Page text —
——

I've made great, amazing strides at improving my self-esteem. So much so that I now consider myself as someone with a higher than average self-confidence. I've done the work. I've looked at the past and done what I could to make amends for the wrongs I've caused. I've looked at myself and deliberately worked to build up my self-esteem in healthy ways. I'm aware of my character defects and know that, with God's help, I can live life without acting on them. I have learned to accept myself for who I am as I am. An addict may be what I am, but it is not who I am. Working the program has given me the opportunity to learn and change and grow.
For whatever reason, today the brain kicked down this bullshit 'Zach, you're worthless' crap. And now I've got to work through it. I've got the tools, thougth, to do so: pray, meditate, try and help someone else. I've got the knowledge and experience now to recognize what is going on, to know that what the disease is telling me isn't truth. It's just a tv show Uncle Steve is watching. It's just a feeling. It won't kill me, and it will pass. Because all things do.

——

Extracted entries —
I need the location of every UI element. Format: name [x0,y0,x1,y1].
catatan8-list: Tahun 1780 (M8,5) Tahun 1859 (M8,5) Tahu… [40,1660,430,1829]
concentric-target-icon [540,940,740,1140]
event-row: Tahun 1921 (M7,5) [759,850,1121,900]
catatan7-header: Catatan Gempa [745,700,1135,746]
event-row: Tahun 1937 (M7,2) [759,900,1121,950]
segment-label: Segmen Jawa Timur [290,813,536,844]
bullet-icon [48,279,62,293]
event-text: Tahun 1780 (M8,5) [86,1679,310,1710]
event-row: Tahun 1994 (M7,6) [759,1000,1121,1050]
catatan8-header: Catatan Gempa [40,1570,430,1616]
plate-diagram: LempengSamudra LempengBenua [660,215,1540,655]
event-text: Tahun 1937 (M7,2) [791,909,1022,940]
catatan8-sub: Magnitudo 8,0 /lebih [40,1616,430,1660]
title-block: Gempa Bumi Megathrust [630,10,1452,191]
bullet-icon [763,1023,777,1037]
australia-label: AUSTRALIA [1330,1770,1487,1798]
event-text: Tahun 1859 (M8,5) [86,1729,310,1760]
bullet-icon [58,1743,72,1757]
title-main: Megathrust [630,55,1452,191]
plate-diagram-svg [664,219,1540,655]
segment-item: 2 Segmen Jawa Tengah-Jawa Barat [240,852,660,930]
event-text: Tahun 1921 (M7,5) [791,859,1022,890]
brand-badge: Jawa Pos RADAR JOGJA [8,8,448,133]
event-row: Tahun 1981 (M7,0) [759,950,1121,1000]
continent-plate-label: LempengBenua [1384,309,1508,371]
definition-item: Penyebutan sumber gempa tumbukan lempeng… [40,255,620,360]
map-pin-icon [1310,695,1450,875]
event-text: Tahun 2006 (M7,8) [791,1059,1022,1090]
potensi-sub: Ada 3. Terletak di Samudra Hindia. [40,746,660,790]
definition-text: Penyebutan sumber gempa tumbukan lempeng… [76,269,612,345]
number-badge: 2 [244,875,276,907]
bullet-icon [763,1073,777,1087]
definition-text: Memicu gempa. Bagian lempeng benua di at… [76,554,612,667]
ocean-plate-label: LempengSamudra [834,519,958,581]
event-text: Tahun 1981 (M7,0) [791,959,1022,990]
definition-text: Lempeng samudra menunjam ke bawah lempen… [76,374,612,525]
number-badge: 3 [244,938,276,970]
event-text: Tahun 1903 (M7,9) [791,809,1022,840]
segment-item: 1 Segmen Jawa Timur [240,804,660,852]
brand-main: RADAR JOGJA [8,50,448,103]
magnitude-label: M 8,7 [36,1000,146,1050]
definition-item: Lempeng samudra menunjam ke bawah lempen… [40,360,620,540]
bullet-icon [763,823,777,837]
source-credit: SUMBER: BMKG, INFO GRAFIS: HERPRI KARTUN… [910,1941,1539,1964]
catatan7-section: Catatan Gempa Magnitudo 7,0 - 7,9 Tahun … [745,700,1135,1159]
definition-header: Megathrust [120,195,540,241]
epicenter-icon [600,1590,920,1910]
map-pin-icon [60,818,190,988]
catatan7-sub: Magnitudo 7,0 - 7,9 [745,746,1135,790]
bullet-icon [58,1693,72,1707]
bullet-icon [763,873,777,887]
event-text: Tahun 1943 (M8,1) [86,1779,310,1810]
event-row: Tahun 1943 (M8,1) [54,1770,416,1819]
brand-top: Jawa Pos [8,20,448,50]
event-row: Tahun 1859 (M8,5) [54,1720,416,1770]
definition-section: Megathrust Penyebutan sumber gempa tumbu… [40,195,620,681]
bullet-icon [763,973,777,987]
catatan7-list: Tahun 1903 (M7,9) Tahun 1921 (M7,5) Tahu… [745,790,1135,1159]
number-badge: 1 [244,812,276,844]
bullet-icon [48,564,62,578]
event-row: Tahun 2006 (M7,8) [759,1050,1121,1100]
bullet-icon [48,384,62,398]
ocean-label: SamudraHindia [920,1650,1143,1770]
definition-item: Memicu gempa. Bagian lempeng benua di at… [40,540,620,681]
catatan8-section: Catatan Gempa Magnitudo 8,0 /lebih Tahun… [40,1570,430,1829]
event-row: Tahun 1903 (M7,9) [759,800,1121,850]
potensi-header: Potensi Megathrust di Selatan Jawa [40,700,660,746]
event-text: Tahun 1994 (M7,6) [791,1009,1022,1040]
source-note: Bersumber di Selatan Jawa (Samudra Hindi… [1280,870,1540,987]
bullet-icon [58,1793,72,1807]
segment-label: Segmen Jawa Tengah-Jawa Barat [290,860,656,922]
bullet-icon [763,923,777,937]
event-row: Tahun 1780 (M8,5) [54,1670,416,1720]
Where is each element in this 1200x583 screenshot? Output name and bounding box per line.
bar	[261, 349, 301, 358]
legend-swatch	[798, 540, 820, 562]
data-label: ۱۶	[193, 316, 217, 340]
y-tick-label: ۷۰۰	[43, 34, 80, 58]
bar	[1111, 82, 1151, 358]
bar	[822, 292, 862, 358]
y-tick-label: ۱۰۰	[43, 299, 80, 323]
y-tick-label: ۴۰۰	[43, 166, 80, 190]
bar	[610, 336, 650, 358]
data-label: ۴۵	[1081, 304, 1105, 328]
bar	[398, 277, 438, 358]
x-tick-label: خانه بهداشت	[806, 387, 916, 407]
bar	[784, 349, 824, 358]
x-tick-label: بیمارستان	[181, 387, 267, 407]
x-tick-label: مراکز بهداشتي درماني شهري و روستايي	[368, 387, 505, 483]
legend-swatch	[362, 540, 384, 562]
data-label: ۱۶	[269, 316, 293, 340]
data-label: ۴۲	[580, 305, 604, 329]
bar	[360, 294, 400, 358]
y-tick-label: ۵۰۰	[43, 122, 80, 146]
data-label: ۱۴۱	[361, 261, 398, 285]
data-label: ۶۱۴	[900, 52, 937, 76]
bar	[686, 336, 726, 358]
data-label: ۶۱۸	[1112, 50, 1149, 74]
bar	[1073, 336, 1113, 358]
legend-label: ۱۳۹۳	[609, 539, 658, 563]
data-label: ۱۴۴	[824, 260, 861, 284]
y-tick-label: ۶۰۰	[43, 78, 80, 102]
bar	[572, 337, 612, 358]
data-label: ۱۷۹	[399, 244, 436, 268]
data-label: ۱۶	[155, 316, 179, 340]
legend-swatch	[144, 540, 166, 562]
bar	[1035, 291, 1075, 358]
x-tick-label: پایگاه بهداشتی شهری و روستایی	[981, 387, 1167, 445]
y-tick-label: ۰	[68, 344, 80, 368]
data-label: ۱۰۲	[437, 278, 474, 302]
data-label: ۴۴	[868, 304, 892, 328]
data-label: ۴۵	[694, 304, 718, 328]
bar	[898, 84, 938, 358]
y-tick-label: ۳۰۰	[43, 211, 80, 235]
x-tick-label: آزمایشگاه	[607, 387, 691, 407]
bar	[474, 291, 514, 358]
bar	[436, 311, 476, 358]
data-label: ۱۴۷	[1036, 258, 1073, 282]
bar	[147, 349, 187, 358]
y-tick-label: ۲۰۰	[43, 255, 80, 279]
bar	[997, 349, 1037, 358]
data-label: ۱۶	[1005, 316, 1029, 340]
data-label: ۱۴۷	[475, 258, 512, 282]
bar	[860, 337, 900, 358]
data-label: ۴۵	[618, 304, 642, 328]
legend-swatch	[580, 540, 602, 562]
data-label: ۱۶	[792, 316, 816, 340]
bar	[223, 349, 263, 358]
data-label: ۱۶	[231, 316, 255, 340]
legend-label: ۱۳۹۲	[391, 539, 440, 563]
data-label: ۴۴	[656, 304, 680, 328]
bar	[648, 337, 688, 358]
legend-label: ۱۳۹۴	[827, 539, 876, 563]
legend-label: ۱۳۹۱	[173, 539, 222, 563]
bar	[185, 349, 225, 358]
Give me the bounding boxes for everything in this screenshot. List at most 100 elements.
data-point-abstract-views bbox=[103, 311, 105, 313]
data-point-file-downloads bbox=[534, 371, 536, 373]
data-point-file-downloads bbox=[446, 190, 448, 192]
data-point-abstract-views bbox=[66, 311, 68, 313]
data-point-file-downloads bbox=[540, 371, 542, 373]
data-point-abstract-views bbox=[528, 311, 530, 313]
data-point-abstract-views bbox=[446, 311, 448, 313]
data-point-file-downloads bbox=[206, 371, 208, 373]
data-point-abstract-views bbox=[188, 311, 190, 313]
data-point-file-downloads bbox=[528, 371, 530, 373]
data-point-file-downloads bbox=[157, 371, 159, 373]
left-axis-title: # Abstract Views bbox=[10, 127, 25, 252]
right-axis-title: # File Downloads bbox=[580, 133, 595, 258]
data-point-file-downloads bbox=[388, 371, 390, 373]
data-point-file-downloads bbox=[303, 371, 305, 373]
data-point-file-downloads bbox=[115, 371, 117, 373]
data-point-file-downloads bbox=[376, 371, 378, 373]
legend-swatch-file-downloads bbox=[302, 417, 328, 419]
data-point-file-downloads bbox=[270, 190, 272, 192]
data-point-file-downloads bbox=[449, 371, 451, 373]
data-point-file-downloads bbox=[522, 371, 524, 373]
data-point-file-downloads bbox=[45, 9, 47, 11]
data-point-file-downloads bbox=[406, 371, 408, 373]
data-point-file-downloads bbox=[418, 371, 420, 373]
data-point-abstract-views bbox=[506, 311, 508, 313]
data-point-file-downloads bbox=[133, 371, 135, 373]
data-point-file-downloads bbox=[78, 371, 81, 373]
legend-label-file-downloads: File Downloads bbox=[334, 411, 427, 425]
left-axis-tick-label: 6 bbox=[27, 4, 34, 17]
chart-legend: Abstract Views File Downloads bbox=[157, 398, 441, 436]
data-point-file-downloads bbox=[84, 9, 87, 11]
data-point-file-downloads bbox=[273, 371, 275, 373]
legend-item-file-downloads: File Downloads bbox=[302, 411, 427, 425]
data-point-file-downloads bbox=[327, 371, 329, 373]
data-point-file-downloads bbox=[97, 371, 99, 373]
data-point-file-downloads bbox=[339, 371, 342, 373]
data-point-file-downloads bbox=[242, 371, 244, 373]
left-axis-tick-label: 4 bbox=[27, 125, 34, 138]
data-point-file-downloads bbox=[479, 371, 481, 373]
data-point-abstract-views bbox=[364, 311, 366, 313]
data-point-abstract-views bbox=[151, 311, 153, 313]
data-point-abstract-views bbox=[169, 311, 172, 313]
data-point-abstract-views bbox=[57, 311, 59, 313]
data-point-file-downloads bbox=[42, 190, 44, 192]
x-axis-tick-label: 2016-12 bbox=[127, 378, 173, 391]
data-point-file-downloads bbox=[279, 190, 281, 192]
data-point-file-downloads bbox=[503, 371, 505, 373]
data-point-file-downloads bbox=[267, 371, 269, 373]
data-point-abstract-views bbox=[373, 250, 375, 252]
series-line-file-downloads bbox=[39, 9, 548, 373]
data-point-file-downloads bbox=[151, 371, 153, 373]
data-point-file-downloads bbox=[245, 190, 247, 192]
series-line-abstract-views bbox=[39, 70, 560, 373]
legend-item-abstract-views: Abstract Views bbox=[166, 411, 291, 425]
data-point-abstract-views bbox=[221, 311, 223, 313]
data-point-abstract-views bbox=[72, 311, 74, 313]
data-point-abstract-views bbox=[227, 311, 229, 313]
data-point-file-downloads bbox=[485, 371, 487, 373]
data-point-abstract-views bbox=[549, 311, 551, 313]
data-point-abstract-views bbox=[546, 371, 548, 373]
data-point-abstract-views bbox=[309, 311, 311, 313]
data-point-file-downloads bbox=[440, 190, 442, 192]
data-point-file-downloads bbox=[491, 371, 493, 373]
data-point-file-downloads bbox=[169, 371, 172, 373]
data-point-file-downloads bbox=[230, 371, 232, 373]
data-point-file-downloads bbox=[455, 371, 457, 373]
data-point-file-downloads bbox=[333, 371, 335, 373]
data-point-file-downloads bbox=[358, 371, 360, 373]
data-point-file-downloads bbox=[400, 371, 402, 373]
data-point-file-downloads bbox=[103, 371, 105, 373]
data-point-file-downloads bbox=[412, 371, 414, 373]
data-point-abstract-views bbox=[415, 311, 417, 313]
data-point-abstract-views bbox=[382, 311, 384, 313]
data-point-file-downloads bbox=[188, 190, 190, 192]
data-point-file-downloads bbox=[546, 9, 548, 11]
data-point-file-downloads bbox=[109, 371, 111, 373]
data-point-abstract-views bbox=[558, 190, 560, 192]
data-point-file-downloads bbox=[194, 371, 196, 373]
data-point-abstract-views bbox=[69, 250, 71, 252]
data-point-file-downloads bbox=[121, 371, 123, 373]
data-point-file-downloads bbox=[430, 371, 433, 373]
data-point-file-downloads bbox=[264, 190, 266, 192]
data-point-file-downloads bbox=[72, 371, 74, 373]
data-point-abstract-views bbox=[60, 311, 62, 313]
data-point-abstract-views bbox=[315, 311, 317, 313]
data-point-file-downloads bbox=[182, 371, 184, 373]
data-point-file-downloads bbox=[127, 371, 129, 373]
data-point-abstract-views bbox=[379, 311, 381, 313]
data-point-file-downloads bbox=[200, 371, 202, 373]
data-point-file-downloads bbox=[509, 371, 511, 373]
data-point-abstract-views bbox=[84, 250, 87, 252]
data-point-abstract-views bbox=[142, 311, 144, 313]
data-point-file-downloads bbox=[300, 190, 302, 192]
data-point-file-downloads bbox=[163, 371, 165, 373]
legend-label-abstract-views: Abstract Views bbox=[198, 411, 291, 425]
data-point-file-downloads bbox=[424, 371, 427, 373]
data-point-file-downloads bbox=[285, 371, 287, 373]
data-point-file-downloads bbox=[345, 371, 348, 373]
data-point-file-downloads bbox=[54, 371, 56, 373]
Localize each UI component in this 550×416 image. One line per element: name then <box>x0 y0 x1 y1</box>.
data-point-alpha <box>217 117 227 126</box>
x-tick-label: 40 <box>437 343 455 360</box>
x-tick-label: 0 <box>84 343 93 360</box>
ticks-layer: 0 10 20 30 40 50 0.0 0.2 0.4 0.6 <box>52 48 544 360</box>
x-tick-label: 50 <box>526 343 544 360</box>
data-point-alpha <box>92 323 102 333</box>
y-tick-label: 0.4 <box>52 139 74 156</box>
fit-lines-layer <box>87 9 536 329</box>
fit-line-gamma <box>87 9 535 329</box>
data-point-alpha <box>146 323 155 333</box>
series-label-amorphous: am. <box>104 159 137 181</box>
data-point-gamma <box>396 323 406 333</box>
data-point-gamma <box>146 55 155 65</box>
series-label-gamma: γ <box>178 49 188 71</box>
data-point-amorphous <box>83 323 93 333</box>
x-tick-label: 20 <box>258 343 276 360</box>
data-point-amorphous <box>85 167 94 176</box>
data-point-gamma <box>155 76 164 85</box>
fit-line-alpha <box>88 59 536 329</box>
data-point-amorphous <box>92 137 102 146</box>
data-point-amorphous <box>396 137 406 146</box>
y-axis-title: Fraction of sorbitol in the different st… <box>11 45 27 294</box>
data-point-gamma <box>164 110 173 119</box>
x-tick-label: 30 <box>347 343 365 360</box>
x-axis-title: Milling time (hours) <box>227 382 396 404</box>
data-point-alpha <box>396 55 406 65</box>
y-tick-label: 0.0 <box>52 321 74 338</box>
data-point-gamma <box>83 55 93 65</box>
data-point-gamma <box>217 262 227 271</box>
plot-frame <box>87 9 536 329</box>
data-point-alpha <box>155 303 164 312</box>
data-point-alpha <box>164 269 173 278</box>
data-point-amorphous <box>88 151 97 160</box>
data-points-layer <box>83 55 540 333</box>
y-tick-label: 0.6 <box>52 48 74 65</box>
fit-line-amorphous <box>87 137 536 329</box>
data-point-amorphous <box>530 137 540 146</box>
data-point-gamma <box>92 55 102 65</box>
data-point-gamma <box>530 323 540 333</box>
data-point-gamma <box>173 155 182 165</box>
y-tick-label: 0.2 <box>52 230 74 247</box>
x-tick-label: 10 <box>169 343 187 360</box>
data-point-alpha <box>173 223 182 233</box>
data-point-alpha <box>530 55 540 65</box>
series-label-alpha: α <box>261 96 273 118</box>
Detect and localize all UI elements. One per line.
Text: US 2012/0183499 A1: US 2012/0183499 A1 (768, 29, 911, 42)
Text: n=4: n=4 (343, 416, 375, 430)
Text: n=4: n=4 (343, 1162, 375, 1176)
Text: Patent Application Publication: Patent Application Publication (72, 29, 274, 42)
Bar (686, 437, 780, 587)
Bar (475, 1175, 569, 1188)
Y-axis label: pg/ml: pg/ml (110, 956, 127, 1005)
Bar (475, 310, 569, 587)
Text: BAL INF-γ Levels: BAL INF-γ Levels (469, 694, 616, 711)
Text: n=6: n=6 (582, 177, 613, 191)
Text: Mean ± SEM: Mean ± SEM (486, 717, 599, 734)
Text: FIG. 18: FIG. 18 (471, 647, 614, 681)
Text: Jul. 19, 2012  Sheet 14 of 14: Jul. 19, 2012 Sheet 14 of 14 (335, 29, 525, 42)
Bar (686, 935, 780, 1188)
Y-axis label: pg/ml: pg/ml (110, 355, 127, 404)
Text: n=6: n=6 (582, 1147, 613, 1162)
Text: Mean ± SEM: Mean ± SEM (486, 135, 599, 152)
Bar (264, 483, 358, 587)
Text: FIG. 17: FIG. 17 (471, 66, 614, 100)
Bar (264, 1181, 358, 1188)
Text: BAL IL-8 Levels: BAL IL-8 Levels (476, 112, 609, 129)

——

Activity list —
1. Condense the paragraph of the recovery reflection that begins "I've made great, amazing strides" into a short bulleted list of its main facts.
2. List every tool that the recovery reflection names for working through the "you're worthless" thought.

Answer set —
1.
- Self-esteem has improved to the point of higher-than-average self-confidence.
- Past wrongs were examined, and amends were made where possible.
- Self-esteem was deliberately built up in healthy ways.
- Character defects are known, and with God's help they need not be acted on.
- Self-acceptance has been learned: being an addict is what the writer is, not who the writer is.
- Working the program has provided the chance to learn, change, and grow.

2.
- Pray
- Meditate
- Try and help someone else